[The exercise]: Copy out all lines carrying the word "中国科学院发布了全球精度最高的月球地质图集".

>> begin Dataset content

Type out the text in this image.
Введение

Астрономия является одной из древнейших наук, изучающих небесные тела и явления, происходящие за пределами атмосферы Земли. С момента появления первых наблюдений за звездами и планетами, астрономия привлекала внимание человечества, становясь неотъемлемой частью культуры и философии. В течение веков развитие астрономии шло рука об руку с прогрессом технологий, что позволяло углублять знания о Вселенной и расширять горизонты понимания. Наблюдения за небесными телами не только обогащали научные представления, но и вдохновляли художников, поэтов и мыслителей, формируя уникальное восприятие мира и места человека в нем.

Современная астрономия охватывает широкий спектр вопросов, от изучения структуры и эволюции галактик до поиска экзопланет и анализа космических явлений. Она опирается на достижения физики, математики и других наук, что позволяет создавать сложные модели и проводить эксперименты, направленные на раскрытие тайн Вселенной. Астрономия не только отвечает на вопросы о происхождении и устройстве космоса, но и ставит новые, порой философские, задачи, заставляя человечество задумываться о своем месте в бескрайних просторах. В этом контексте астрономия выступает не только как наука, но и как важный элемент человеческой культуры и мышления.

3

>> end Dataset content
>> begin Dataset content

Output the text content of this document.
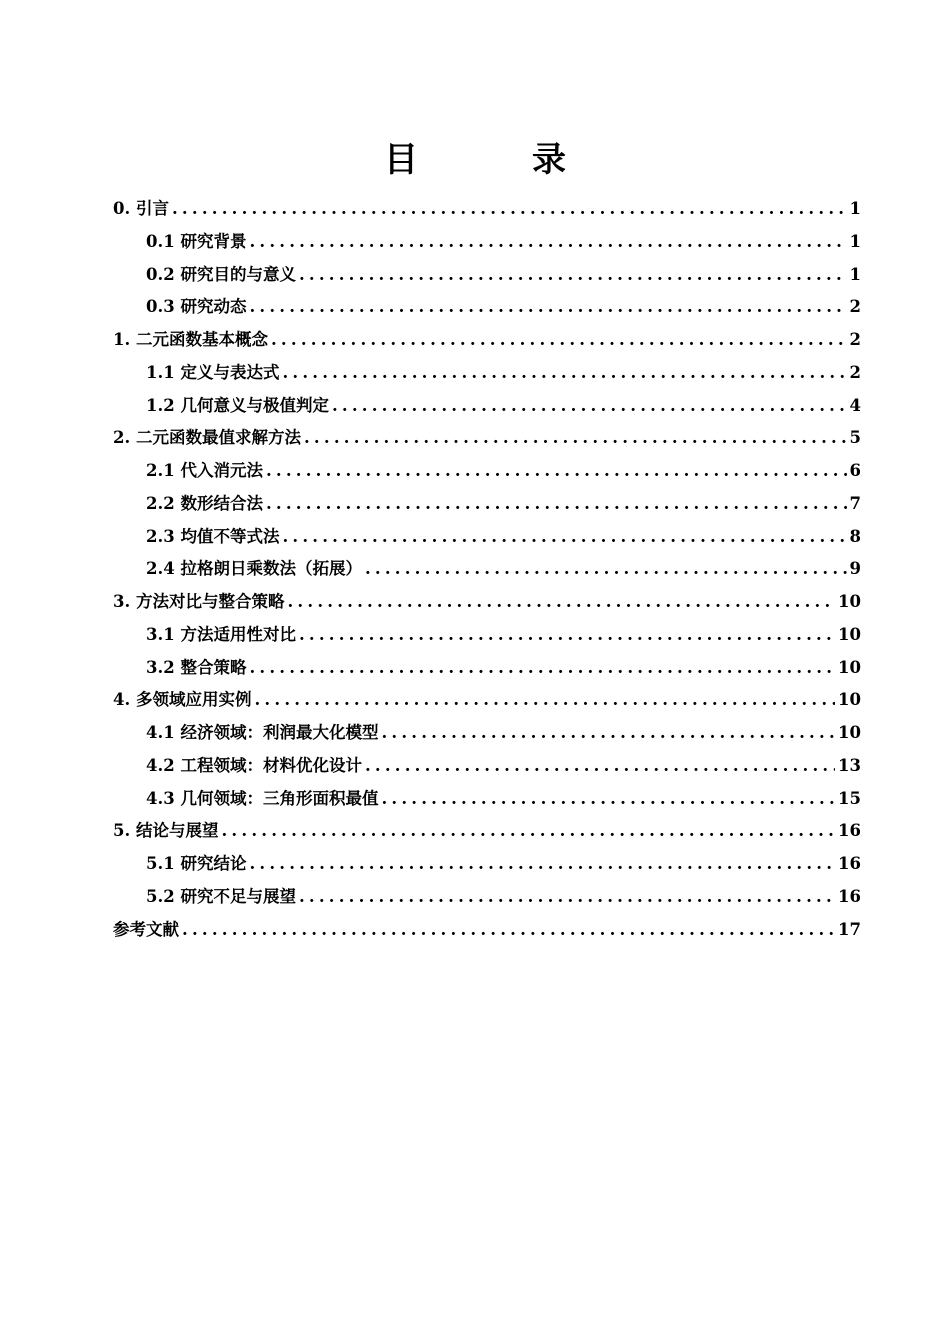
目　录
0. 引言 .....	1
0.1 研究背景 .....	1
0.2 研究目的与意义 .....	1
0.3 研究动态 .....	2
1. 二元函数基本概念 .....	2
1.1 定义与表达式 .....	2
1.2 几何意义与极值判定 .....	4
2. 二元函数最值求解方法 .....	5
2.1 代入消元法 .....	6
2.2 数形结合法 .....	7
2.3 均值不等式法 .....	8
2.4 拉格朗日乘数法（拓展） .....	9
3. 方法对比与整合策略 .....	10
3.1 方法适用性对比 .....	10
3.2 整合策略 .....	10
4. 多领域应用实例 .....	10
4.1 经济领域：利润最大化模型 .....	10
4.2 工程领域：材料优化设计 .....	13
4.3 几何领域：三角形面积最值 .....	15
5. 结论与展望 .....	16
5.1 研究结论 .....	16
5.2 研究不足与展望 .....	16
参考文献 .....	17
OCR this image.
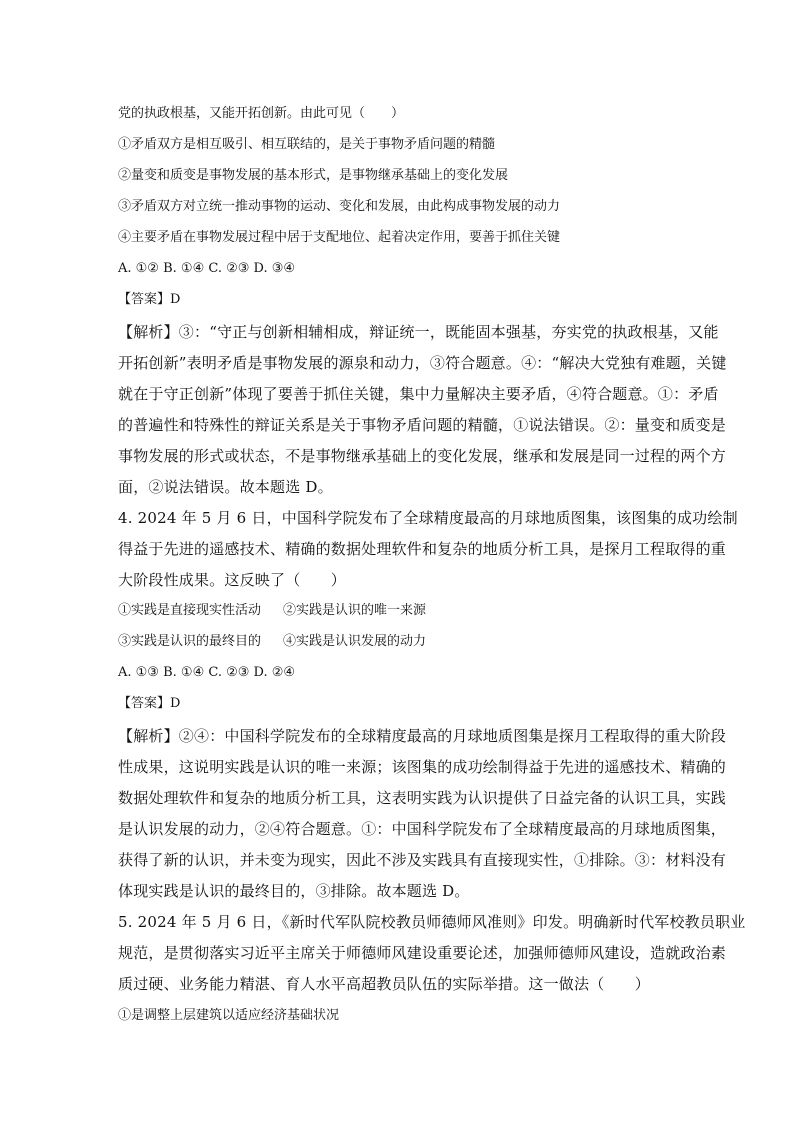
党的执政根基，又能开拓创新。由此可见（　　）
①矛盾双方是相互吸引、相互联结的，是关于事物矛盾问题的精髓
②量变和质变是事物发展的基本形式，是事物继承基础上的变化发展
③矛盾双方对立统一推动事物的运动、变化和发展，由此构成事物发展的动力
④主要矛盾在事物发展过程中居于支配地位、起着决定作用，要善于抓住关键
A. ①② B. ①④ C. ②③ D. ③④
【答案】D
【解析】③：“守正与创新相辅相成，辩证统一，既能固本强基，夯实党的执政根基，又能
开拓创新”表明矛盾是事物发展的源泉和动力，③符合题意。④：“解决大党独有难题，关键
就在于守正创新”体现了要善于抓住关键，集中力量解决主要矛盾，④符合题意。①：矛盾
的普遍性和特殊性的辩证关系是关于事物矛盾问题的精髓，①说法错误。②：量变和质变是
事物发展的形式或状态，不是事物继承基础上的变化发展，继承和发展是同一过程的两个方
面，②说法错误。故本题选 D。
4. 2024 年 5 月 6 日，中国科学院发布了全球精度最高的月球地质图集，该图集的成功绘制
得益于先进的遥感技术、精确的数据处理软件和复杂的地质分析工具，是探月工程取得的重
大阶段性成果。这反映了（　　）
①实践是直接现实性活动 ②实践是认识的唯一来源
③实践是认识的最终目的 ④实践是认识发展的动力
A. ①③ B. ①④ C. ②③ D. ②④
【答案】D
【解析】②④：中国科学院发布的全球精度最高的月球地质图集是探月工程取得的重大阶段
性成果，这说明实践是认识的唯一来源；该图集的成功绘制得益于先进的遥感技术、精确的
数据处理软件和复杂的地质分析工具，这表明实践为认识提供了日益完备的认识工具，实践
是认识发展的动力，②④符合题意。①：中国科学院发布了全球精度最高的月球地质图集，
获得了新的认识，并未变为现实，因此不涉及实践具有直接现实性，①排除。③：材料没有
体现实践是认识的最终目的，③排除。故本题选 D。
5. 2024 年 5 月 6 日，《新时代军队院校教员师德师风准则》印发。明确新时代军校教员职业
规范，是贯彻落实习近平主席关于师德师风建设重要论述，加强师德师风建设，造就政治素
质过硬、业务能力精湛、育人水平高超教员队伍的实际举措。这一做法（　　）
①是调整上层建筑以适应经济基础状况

>> end Dataset content

[Output of the exercise]:
4. 2024 年 5 月 6 日，中国科学院发布了全球精度最高的月球地质图集，该图集的成功绘制
是认识发展的动力，②④符合题意。①：中国科学院发布了全球精度最高的月球地质图集，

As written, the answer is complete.